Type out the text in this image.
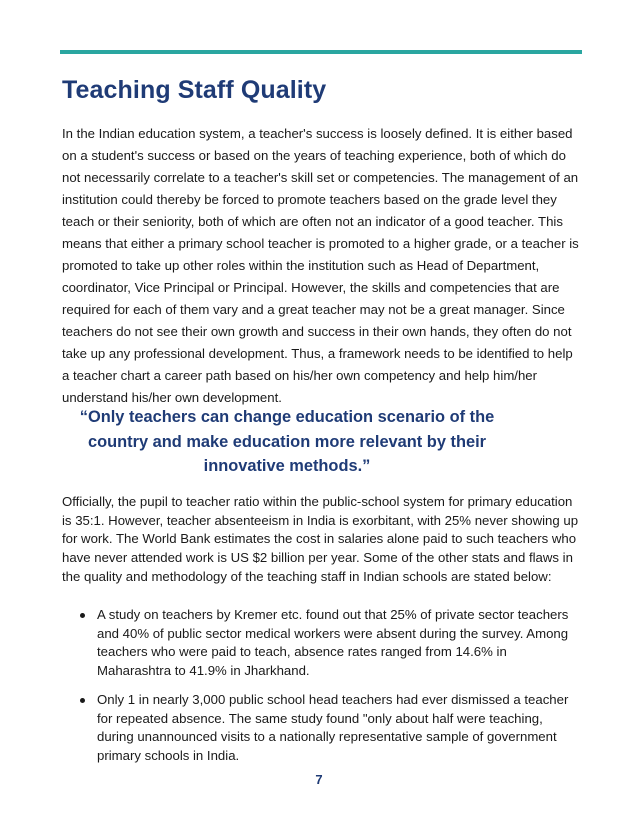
Teaching Staff Quality

In the Indian education system, a teacher's success is loosely defined. It is either based on a student's success or based on the years of teaching experience, both of which do not necessarily correlate to a teacher's skill set or competencies. The management of an institution could thereby be forced to promote teachers based on the grade level they teach or their seniority, both of which are often not an indicator of a good teacher. This means that either a primary school teacher is promoted to a higher grade, or a teacher is promoted to take up other roles within the institution such as Head of Department, coordinator, Vice Principal or Principal. However, the skills and competencies that are required for each of them vary and a great teacher may not be a great manager. Since teachers do not see their own growth and success in their own hands, they often do not take up any professional development. Thus, a framework needs to be identified to help a teacher chart a career path based on his/her own competency and help him/her understand his/her own development.

“Only teachers can change education scenario of the country and make education more relevant by their innovative methods.”

Officially, the pupil to teacher ratio within the public-school system for primary education is 35:1. However, teacher absenteeism in India is exorbitant, with 25% never showing up for work. The World Bank estimates the cost in salaries alone paid to such teachers who have never attended work is US $2 billion per year. Some of the other stats and flaws in the quality and methodology of the teaching staff in Indian schools are stated below:

A study on teachers by Kremer etc. found out that 25% of private sector teachers and 40% of public sector medical workers were absent during the survey. Among teachers who were paid to teach, absence rates ranged from 14.6% in Maharashtra to 41.9% in Jharkhand.
Only 1 in nearly 3,000 public school head teachers had ever dismissed a teacher for repeated absence. The same study found "only about half were teaching, during unannounced visits to a nationally representative sample of government primary schools in India.
7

Job:
Copy the records above exactly, leaving out every picture.

The completed task:
Type out the text in this image.
Teaching Staff Quality

In the Indian education system, a teacher's success is loosely defined. It is either based on a student's success or based on the years of teaching experience, both of which do not necessarily correlate to a teacher's skill set or competencies. The management of an institution could thereby be forced to promote teachers based on the grade level they teach or their seniority, both of which are often not an indicator of a good teacher. This means that either a primary school teacher is promoted to a higher grade, or a teacher is promoted to take up other roles within the institution such as Head of Department, coordinator, Vice Principal or Principal. However, the skills and competencies that are required for each of them vary and a great teacher may not be a great manager. Since teachers do not see their own growth and success in their own hands, they often do not take up any professional development. Thus, a framework needs to be identified to help a teacher chart a career path based on his/her own competency and help him/her understand his/her own development.

“Only teachers can change education scenario of the country and make education more relevant by their innovative methods.”

Officially, the pupil to teacher ratio within the public-school system for primary education is 35:1. However, teacher absenteeism in India is exorbitant, with 25% never showing up for work. The World Bank estimates the cost in salaries alone paid to such teachers who have never attended work is US $2 billion per year. Some of the other stats and flaws in the quality and methodology of the teaching staff in Indian schools are stated below:

A study on teachers by Kremer etc. found out that 25% of private sector teachers and 40% of public sector medical workers were absent during the survey. Among teachers who were paid to teach, absence rates ranged from 14.6% in Maharashtra to 41.9% in Jharkhand.
Only 1 in nearly 3,000 public school head teachers had ever dismissed a teacher for repeated absence. The same study found "only about half were teaching, during unannounced visits to a nationally representative sample of government primary schools in India.
7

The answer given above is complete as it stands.